Copy every line that contains the string "RIDER" from the entries below.

* START WORKING DATA *

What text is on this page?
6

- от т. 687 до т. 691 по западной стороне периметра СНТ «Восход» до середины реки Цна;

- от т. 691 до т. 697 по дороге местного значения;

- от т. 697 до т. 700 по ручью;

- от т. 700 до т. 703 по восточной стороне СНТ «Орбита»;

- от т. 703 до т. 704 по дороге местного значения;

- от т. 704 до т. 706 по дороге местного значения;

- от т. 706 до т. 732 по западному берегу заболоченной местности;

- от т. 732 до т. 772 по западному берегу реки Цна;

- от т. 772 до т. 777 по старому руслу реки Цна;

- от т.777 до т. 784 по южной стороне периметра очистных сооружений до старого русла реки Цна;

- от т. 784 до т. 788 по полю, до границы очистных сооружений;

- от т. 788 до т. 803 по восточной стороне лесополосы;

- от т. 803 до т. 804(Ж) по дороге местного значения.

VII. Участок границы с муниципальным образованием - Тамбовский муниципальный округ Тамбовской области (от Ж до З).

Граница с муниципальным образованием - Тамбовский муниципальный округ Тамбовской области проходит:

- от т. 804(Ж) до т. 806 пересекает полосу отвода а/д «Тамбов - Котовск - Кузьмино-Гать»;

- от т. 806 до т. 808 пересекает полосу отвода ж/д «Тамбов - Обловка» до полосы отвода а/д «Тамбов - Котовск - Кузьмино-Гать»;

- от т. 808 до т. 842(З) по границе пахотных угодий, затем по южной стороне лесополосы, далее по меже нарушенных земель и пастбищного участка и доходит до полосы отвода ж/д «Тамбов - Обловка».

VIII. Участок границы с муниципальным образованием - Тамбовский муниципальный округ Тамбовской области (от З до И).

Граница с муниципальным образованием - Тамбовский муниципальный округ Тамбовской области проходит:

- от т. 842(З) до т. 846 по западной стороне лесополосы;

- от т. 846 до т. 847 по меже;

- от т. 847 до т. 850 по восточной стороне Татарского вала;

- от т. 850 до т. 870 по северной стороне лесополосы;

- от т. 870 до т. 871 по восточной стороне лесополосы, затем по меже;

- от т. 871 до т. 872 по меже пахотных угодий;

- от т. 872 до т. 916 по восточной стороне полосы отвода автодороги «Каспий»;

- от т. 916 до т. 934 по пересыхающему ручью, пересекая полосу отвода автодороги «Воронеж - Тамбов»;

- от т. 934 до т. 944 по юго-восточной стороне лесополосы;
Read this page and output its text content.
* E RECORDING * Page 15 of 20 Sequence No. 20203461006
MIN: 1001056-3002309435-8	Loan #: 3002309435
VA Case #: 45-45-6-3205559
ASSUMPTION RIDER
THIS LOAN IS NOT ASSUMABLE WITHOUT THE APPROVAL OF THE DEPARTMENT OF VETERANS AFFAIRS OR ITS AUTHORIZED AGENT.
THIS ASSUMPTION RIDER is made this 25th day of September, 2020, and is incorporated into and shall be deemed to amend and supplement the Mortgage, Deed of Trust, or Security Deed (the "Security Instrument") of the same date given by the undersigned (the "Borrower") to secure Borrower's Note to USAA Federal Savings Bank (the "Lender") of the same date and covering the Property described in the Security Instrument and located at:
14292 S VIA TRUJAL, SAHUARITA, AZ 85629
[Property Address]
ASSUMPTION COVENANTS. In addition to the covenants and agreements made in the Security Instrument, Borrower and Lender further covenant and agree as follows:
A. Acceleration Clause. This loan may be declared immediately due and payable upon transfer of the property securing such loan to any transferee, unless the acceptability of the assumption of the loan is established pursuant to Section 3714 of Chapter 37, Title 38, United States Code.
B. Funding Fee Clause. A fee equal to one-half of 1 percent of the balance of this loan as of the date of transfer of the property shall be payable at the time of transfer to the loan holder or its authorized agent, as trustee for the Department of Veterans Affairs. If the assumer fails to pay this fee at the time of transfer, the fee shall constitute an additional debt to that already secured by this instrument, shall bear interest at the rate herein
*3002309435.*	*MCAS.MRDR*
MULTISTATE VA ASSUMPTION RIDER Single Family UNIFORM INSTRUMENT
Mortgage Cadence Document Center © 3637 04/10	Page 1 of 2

* END WORKING DATA *

* SOLUTION TO THE EXERCISE:
ASSUMPTION RIDER
THIS ASSUMPTION RIDER is made this 25th day of September, 2020, and is incorporated into and shall be deemed to amend and supplement the Mortgage, Deed of Trust, or Security Deed (the "Security Instrument") of the same date given by the undersigned (the "Borrower") to secure Borrower's Note to USAA Federal Savings Bank (the "Lender") of the same date and covering the Property described in the Security Instrument and located at:
MULTISTATE VA ASSUMPTION RIDER Single Family UNIFORM INSTRUMENT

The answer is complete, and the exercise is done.